__What is expected__
Show all lines from the material that carry the word "depletion".

== Segment start ==

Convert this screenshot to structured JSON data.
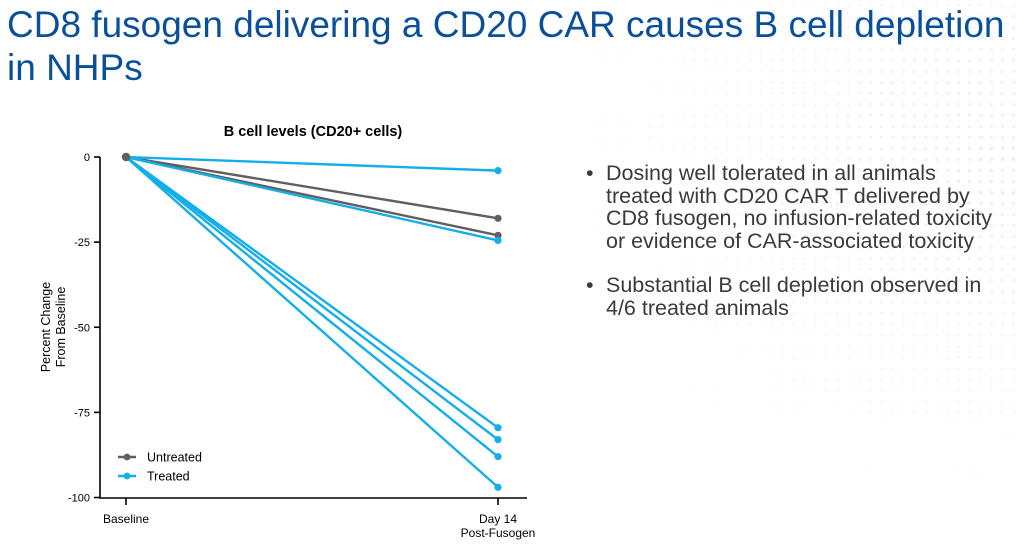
{
  "slide": {
    "title": "CD8 fusogen delivering a CD20 CAR causes B cell depletion in NHPs",
    "bullets": [
      "Dosing well tolerated in all animals treated with CD20 CAR T delivered by CD8 fusogen, no infusion-related toxicity or evidence of CAR-associated toxicity",
      "Substantial B cell depletion observed in 4/6 treated animals"
    ]
  },
  "colors": {
    "title": "#0a4f9c",
    "untreated": "#5f5f5f",
    "treated": "#14aee8",
    "bullet_text": "#3a3a3a"
  },
  "chart_data": {
    "type": "line",
    "title": "B cell levels (CD20+ cells)",
    "xlabel": "",
    "ylabel": "Percent Change From Baseline",
    "ylabel_lines": [
      "Percent Change",
      "From Baseline"
    ],
    "categories": [
      "Baseline",
      "Day 14 Post-Fusogen"
    ],
    "category_label_lines": [
      [
        "Baseline"
      ],
      [
        "Day 14",
        "Post-Fusogen"
      ]
    ],
    "ylim": [
      -100,
      0
    ],
    "yticks": [
      0,
      -25,
      -50,
      -75,
      -100
    ],
    "ytick_labels": [
      "0",
      "-25",
      "-50",
      "-75",
      "-100"
    ],
    "grid": false,
    "legend": {
      "position": "bottom-left",
      "entries": [
        {
          "label": "Untreated",
          "group": "untreated"
        },
        {
          "label": "Treated",
          "group": "treated"
        }
      ]
    },
    "series": [
      {
        "name": "Untreated",
        "group": "untreated",
        "values": [
          0,
          -18
        ]
      },
      {
        "name": "Untreated",
        "group": "untreated",
        "values": [
          0,
          -23
        ]
      },
      {
        "name": "Treated",
        "group": "treated",
        "values": [
          0,
          -4
        ]
      },
      {
        "name": "Treated",
        "group": "treated",
        "values": [
          0,
          -24.5
        ]
      },
      {
        "name": "Treated",
        "group": "treated",
        "values": [
          0,
          -79.5
        ]
      },
      {
        "name": "Treated",
        "group": "treated",
        "values": [
          0,
          -83
        ]
      },
      {
        "name": "Treated",
        "group": "treated",
        "values": [
          0,
          -88
        ]
      },
      {
        "name": "Treated",
        "group": "treated",
        "values": [
          0,
          -97
        ]
      }
    ]
  }
}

== Segment end ==

__Answer to this task__
    "title": "CD8 fusogen delivering a CD20 CAR causes B cell depletion in NHPs",
      "Substantial B cell depletion observed in 4/6 treated animals"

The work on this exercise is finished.